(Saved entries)
= = =

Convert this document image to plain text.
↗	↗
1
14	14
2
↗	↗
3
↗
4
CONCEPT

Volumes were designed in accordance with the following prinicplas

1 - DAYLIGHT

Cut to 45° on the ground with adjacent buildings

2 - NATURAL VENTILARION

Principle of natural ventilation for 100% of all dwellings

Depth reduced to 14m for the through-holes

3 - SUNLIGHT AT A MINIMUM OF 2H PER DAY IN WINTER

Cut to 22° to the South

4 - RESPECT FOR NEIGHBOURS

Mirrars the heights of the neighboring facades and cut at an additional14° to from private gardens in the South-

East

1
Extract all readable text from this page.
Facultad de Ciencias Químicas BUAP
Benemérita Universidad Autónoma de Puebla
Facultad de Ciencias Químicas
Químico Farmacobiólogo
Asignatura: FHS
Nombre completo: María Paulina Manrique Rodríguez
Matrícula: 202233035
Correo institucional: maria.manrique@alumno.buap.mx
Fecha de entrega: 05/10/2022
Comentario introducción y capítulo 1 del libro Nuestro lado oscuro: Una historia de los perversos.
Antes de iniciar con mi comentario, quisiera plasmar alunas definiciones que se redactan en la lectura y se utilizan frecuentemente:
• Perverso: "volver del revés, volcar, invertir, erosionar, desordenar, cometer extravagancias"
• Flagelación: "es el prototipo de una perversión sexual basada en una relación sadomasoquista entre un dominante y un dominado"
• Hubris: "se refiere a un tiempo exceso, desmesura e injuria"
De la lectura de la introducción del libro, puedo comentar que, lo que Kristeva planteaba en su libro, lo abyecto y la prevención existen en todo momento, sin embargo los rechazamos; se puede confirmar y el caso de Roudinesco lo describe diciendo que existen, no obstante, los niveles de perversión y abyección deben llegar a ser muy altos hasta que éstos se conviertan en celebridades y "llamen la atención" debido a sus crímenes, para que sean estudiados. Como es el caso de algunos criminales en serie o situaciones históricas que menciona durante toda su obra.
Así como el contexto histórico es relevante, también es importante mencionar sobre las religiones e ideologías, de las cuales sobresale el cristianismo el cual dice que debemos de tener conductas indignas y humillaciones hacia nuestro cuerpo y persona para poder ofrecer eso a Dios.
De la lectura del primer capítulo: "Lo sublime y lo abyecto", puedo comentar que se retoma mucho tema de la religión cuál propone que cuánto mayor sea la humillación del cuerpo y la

= = =

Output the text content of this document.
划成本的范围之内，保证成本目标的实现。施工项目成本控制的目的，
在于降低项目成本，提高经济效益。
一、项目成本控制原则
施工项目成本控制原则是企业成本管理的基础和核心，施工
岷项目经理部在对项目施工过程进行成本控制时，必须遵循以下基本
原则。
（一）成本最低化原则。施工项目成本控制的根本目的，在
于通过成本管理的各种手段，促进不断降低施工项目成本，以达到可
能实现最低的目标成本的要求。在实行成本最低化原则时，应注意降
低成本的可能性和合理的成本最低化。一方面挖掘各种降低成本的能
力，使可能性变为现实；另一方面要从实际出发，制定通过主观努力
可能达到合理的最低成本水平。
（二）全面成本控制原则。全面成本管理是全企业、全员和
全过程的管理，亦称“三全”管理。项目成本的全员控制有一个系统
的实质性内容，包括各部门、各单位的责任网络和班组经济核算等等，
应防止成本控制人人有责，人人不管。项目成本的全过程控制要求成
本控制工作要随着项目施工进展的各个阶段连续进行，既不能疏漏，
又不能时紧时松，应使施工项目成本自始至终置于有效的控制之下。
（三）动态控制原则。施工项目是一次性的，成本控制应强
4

= = =

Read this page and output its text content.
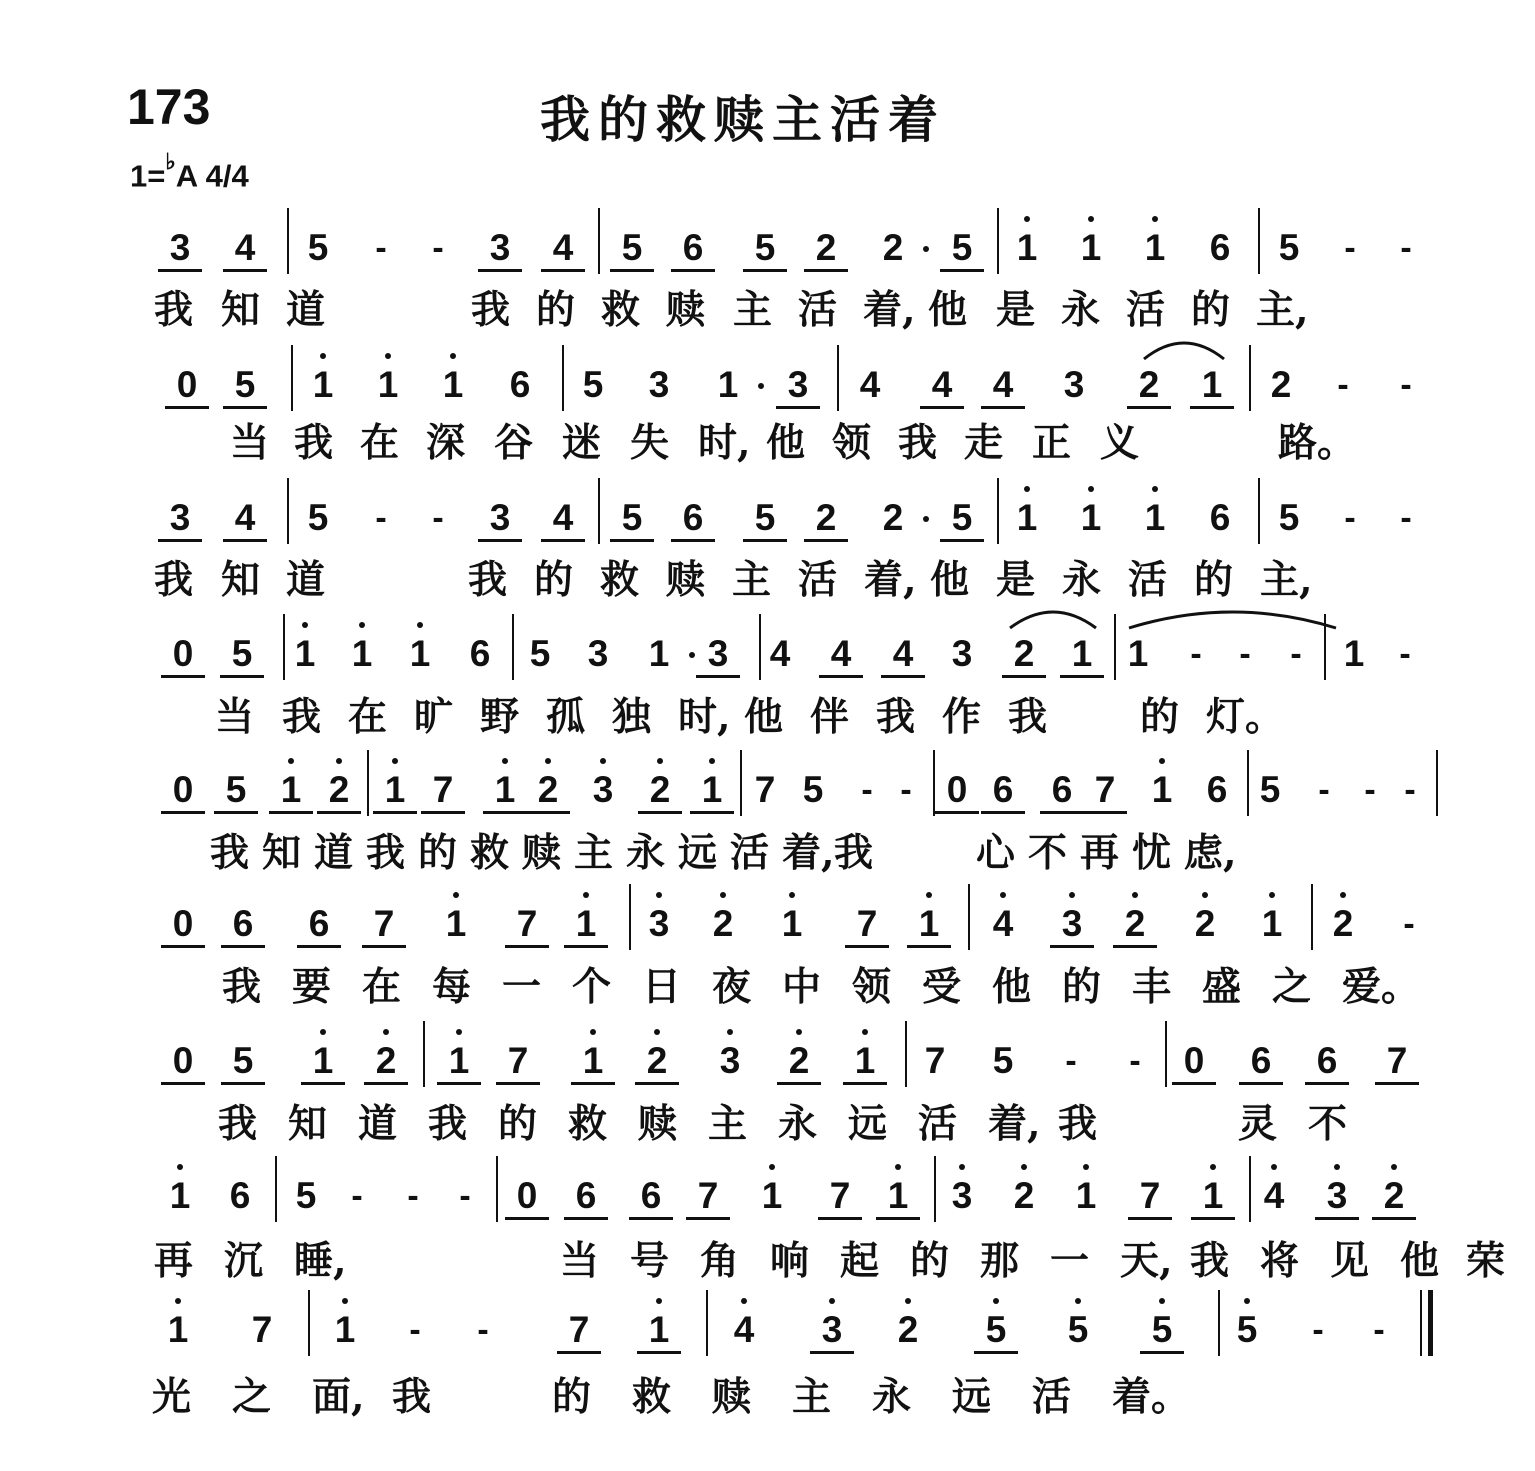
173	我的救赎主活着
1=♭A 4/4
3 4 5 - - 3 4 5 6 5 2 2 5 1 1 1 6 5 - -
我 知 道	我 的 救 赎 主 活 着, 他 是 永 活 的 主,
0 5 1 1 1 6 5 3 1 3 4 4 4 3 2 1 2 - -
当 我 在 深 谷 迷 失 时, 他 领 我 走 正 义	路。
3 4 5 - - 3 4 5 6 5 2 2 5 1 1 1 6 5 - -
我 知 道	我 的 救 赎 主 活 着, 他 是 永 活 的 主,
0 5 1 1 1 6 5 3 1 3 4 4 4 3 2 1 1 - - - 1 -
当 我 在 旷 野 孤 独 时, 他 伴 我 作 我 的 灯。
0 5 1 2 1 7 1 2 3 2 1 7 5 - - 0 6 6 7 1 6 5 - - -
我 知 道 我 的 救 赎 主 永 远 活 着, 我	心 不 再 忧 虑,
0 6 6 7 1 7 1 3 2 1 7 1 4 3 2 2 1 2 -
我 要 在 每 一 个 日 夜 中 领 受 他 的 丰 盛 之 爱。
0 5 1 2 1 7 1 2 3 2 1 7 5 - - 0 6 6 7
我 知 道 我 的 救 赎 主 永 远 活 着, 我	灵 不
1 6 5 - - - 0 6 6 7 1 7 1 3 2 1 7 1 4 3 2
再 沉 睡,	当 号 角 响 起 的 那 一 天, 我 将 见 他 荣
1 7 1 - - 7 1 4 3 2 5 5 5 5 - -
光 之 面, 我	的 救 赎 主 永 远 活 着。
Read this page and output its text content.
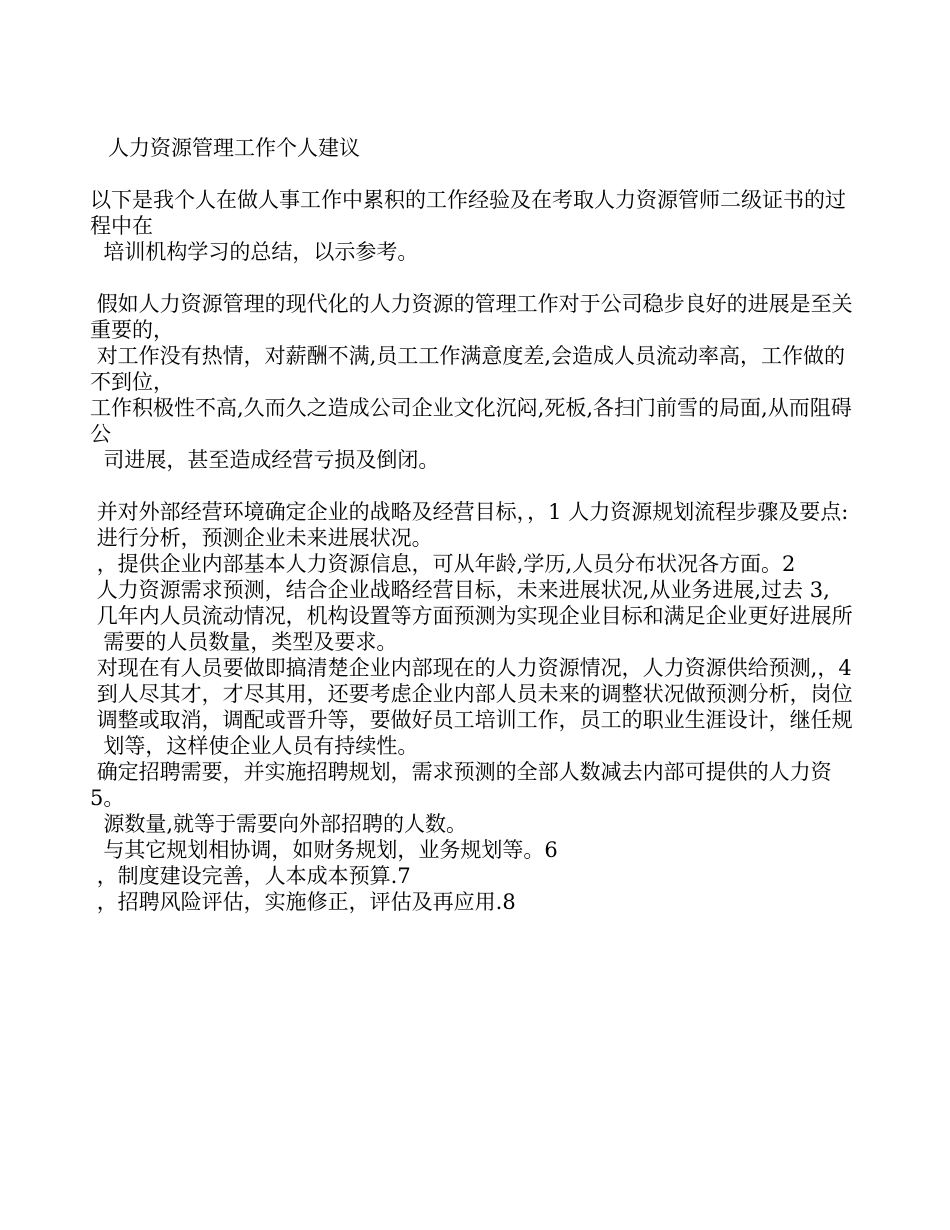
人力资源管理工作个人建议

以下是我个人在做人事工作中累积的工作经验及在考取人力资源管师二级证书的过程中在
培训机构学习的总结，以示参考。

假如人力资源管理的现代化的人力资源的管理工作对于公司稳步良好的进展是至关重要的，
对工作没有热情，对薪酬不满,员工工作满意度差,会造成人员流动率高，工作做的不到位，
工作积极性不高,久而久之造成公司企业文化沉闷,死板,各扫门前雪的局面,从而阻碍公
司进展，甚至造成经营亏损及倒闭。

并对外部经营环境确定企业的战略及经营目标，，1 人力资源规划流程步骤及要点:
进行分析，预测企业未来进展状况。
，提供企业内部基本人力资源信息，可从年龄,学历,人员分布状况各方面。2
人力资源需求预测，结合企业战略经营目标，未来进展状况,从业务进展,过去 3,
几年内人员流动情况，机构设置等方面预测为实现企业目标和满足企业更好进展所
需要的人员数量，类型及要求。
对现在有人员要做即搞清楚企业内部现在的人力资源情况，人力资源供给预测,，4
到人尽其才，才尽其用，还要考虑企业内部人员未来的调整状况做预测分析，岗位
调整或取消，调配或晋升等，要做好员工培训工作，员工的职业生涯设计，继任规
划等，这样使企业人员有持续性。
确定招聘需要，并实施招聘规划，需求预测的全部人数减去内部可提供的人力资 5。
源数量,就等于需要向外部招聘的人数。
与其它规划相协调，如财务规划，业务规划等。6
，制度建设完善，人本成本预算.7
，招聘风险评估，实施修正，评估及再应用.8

= = =

Examine the records and pull out every line where the string "Ciencias" occurs.

__EXERCISE SOLUTION__:
Facultad de Ciencias Químicas BUAP
Facultad de Ciencias Químicas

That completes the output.